## begin

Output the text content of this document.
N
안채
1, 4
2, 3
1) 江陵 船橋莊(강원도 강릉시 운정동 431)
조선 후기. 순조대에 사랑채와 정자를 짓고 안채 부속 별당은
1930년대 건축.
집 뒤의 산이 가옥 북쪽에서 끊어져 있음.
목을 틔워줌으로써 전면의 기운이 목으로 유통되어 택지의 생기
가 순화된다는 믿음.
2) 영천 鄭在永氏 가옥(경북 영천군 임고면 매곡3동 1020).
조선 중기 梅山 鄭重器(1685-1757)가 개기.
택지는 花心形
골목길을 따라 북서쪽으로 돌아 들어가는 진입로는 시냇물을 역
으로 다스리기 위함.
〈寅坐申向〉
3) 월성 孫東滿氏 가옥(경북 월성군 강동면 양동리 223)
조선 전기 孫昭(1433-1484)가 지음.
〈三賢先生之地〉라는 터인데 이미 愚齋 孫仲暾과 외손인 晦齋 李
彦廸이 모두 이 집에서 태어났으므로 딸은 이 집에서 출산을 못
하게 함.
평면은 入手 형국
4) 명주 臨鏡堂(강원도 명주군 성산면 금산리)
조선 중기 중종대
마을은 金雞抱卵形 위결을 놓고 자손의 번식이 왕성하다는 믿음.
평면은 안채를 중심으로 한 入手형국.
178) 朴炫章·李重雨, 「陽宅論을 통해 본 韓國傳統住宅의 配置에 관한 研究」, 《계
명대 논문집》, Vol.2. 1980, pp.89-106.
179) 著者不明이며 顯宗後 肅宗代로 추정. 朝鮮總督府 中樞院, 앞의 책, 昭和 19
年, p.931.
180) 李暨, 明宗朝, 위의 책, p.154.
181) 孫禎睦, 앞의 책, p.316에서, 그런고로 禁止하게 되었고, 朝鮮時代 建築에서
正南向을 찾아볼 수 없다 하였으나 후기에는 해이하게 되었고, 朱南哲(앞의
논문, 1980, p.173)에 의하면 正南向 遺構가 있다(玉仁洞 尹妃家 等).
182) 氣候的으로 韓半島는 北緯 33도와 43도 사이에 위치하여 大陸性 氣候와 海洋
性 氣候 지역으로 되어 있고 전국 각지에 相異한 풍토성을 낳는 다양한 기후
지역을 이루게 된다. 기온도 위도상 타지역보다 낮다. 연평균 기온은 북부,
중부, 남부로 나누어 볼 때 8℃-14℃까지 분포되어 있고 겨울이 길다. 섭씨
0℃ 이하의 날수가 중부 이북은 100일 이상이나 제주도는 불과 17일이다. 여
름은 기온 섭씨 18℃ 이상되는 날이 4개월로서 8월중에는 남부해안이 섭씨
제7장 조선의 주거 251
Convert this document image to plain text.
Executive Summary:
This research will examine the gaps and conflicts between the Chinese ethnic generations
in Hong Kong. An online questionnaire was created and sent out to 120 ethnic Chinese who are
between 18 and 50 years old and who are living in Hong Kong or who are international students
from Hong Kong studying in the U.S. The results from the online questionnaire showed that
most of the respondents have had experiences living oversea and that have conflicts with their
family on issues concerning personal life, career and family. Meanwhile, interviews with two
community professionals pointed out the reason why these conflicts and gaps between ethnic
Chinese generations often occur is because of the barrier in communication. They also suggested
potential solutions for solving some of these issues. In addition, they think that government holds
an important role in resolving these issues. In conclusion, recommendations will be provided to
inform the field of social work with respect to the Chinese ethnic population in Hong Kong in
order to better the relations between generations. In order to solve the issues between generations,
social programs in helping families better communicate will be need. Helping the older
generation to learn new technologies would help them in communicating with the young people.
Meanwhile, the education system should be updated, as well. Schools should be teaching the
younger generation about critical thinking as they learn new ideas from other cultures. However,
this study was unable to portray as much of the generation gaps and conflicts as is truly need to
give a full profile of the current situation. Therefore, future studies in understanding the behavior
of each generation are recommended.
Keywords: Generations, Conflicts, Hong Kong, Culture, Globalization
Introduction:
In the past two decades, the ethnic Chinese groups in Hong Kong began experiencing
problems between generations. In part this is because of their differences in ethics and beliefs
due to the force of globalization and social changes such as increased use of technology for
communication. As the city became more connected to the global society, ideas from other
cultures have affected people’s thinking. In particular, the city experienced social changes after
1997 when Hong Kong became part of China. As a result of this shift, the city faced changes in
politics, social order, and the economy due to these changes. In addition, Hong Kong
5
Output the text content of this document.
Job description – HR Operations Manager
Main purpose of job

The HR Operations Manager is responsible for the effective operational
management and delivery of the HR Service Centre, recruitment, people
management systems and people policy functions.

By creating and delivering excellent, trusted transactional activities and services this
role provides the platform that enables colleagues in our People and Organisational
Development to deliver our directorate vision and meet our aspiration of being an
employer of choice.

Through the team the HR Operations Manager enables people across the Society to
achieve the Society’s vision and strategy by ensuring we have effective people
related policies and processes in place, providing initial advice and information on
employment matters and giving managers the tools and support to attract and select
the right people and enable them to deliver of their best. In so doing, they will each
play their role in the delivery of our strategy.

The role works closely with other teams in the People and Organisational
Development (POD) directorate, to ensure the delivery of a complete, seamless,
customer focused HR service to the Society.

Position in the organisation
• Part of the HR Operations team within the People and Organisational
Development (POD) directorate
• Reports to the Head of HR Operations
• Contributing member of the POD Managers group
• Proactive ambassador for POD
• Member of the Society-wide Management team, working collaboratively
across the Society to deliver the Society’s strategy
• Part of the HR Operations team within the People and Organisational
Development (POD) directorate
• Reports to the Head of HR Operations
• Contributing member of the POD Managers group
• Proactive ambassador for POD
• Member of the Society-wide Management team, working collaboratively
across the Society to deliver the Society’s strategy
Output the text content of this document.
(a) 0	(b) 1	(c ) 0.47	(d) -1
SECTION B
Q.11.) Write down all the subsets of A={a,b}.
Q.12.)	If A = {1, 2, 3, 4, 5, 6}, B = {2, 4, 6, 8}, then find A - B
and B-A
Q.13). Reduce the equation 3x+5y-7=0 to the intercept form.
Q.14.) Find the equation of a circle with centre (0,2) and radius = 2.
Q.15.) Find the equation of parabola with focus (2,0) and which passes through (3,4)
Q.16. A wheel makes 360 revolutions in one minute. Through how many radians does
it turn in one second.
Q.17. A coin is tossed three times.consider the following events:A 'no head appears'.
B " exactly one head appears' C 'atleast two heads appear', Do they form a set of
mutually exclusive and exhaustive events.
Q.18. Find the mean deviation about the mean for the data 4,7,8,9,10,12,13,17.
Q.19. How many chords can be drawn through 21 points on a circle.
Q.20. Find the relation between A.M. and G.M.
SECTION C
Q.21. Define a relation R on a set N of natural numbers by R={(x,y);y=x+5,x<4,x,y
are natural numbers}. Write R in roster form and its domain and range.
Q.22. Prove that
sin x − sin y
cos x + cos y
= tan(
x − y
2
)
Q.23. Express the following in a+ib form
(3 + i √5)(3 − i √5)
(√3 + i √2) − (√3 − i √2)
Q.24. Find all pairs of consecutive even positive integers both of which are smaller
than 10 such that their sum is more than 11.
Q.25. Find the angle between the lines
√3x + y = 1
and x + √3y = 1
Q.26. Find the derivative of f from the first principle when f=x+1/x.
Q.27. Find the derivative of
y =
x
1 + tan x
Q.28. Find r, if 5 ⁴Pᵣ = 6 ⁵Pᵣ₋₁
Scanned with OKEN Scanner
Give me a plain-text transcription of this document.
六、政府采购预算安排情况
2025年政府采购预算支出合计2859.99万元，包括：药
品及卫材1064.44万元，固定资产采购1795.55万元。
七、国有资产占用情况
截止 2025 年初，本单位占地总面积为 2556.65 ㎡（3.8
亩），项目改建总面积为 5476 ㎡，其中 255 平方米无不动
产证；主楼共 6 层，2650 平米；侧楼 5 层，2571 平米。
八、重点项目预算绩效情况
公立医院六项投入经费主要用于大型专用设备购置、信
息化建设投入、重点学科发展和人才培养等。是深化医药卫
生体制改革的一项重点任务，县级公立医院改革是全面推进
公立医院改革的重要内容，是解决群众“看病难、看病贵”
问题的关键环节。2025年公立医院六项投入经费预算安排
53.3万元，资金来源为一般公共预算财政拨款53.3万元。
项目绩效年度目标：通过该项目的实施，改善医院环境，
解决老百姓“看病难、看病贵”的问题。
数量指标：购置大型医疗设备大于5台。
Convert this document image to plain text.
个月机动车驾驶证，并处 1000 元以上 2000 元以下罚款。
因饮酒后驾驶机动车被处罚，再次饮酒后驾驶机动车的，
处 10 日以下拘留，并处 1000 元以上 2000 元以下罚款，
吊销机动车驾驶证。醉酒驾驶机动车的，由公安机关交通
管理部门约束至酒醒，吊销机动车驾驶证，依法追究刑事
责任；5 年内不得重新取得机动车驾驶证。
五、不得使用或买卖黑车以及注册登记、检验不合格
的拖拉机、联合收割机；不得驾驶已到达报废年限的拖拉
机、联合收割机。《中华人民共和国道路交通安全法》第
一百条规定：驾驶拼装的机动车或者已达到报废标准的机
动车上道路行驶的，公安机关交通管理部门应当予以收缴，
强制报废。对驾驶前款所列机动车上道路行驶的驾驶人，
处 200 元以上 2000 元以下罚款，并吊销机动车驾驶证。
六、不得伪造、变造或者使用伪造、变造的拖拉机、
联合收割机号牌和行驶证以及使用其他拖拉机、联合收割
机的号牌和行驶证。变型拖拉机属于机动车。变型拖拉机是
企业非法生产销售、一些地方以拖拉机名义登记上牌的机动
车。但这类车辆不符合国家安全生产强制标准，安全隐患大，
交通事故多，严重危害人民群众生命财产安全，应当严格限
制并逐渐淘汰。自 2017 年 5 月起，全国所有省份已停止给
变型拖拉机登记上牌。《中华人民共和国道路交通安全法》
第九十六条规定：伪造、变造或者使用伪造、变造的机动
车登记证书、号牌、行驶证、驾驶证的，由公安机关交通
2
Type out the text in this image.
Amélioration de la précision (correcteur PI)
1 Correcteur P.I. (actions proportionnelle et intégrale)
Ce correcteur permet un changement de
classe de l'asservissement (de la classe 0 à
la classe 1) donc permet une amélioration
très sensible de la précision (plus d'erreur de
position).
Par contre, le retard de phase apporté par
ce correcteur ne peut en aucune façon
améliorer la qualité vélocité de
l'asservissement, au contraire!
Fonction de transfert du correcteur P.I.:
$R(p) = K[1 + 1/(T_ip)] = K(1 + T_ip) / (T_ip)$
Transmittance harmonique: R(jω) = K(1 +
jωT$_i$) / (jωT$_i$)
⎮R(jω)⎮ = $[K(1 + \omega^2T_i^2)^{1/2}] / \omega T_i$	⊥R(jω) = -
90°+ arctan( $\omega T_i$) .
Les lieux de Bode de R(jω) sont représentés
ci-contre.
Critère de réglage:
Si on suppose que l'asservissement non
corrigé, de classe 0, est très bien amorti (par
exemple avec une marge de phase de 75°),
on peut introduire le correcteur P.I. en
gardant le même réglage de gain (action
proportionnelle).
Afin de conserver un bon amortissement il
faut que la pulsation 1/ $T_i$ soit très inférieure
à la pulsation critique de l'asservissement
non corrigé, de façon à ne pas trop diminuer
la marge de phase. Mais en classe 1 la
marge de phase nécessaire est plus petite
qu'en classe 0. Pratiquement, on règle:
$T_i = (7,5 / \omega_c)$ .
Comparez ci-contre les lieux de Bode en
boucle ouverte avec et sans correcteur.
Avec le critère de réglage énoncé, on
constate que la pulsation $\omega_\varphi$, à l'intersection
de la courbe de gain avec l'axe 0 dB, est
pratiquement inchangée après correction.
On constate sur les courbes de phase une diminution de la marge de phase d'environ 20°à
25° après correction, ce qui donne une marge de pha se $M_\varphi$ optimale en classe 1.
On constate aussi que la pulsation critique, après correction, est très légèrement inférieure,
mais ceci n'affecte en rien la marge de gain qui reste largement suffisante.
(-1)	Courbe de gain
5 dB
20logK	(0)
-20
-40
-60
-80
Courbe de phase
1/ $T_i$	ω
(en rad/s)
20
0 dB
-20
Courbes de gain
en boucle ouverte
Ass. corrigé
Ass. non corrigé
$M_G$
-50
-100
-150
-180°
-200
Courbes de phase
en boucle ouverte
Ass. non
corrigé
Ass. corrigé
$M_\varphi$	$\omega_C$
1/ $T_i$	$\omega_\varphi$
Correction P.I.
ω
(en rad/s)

## end

What the task requires:
Work out how many lines in the records above hold the string "natural", then give only that count.

Result below:
2